[What is asked]
Output all the material that follows, exactly as given.

[Data section]
━━━━━━━━━━━━━━━━━━━━
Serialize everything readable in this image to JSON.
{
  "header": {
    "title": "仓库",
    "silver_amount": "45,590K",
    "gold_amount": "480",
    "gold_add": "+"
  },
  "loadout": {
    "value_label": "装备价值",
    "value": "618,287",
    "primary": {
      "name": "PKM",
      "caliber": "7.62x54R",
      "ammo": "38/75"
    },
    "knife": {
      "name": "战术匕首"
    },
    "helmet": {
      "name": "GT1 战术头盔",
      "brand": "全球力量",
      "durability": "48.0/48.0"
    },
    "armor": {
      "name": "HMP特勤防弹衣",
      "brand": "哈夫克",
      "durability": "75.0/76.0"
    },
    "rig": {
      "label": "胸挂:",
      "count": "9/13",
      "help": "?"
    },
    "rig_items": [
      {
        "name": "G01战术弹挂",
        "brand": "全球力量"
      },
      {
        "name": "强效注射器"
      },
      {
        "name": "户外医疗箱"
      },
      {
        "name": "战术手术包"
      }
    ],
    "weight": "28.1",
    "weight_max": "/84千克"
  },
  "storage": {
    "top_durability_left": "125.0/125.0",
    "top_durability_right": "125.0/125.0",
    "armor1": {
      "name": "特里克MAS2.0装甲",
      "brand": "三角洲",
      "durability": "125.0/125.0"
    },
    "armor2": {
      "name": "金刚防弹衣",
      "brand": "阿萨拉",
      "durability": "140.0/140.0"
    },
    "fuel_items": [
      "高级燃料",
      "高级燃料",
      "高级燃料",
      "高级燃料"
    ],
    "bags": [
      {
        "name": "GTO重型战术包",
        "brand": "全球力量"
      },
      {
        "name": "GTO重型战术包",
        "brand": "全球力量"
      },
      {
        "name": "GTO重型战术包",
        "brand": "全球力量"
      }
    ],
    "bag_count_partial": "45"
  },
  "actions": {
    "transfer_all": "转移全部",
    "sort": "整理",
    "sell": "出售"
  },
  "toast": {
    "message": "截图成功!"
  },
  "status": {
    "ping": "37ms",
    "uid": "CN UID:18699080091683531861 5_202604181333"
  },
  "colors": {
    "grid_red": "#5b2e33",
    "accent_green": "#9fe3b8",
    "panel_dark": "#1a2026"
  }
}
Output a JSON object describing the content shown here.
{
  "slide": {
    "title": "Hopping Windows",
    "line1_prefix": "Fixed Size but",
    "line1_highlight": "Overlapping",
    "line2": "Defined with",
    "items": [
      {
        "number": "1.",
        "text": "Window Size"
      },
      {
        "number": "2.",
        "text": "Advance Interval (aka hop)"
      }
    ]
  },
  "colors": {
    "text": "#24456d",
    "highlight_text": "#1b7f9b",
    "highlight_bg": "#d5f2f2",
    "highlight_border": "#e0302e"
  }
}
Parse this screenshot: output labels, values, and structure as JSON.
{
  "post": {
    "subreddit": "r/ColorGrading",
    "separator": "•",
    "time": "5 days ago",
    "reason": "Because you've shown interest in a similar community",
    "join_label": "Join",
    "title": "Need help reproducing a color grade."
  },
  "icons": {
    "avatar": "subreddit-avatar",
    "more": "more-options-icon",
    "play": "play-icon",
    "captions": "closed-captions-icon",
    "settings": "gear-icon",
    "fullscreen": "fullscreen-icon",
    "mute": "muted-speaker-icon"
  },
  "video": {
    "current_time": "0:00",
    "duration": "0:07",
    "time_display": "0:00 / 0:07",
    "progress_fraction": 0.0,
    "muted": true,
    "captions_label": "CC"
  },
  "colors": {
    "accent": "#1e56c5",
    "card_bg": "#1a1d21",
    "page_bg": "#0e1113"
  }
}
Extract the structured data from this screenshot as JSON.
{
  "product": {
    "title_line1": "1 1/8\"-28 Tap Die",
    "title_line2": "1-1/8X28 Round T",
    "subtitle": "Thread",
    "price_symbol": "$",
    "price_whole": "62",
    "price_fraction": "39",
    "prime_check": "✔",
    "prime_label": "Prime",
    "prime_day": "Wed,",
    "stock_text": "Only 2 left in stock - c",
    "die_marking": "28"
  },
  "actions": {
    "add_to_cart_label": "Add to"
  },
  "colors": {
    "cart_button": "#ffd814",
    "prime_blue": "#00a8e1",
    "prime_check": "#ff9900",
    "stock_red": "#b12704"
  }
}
━━━━━━━━━━━━━━━━━━━━
[Expected answer]
Serialize everything readable in this image to JSON.
{
  "header": {
    "title": "仓库",
    "silver_amount": "45,590K",
    "gold_amount": "480",
    "gold_add": "+"
  },
  "loadout": {
    "value_label": "装备价值",
    "value": "618,287",
    "primary": {
      "name": "PKM",
      "caliber": "7.62x54R",
      "ammo": "38/75"
    },
    "knife": {
      "name": "战术匕首"
    },
    "helmet": {
      "name": "GT1 战术头盔",
      "brand": "全球力量",
      "durability": "48.0/48.0"
    },
    "armor": {
      "name": "HMP特勤防弹衣",
      "brand": "哈夫克",
      "durability": "75.0/76.0"
    },
    "rig": {
      "label": "胸挂:",
      "count": "9/13",
      "help": "?"
    },
    "rig_items": [
      {
        "name": "G01战术弹挂",
        "brand": "全球力量"
      },
      {
        "name": "强效注射器"
      },
      {
        "name": "户外医疗箱"
      },
      {
        "name": "战术手术包"
      }
    ],
    "weight": "28.1",
    "weight_max": "/84千克"
  },
  "storage": {
    "top_durability_left": "125.0/125.0",
    "top_durability_right": "125.0/125.0",
    "armor1": {
      "name": "特里克MAS2.0装甲",
      "brand": "三角洲",
      "durability": "125.0/125.0"
    },
    "armor2": {
      "name": "金刚防弹衣",
      "brand": "阿萨拉",
      "durability": "140.0/140.0"
    },
    "fuel_items": [
      "高级燃料",
      "高级燃料",
      "高级燃料",
      "高级燃料"
    ],
    "bags": [
      {
        "name": "GTO重型战术包",
        "brand": "全球力量"
      },
      {
        "name": "GTO重型战术包",
        "brand": "全球力量"
      },
      {
        "name": "GTO重型战术包",
        "brand": "全球力量"
      }
    ],
    "bag_count_partial": "45"
  },
  "actions": {
    "transfer_all": "转移全部",
    "sort": "整理",
    "sell": "出售"
  },
  "toast": {
    "message": "截图成功!"
  },
  "status": {
    "ping": "37ms",
    "uid": "CN UID:18699080091683531861 5_202604181333"
  },
  "colors": {
    "grid_red": "#5b2e33",
    "accent_green": "#9fe3b8",
    "panel_dark": "#1a2026"
  }
}
Output a JSON object describing the content shown here.
{
  "slide": {
    "title": "Hopping Windows",
    "line1_prefix": "Fixed Size but",
    "line1_highlight": "Overlapping",
    "line2": "Defined with",
    "items": [
      {
        "number": "1.",
        "text": "Window Size"
      },
      {
        "number": "2.",
        "text": "Advance Interval (aka hop)"
      }
    ]
  },
  "colors": {
    "text": "#24456d",
    "highlight_text": "#1b7f9b",
    "highlight_bg": "#d5f2f2",
    "highlight_border": "#e0302e"
  }
}
Parse this screenshot: output labels, values, and structure as JSON.
{
  "post": {
    "subreddit": "r/ColorGrading",
    "separator": "•",
    "time": "5 days ago",
    "reason": "Because you've shown interest in a similar community",
    "join_label": "Join",
    "title": "Need help reproducing a color grade."
  },
  "icons": {
    "avatar": "subreddit-avatar",
    "more": "more-options-icon",
    "play": "play-icon",
    "captions": "closed-captions-icon",
    "settings": "gear-icon",
    "fullscreen": "fullscreen-icon",
    "mute": "muted-speaker-icon"
  },
  "video": {
    "current_time": "0:00",
    "duration": "0:07",
    "time_display": "0:00 / 0:07",
    "progress_fraction": 0.0,
    "muted": true,
    "captions_label": "CC"
  },
  "colors": {
    "accent": "#1e56c5",
    "card_bg": "#1a1d21",
    "page_bg": "#0e1113"
  }
}
Extract the structured data from this screenshot as JSON.
{
  "product": {
    "title_line1": "1 1/8\"-28 Tap Die",
    "title_line2": "1-1/8X28 Round T",
    "subtitle": "Thread",
    "price_symbol": "$",
    "price_whole": "62",
    "price_fraction": "39",
    "prime_check": "✔",
    "prime_label": "Prime",
    "prime_day": "Wed,",
    "stock_text": "Only 2 left in stock - c",
    "die_marking": "28"
  },
  "actions": {
    "add_to_cart_label": "Add to"
  },
  "colors": {
    "cart_button": "#ffd814",
    "prime_blue": "#00a8e1",
    "prime_check": "#ff9900",
    "stock_red": "#b12704"
  }
}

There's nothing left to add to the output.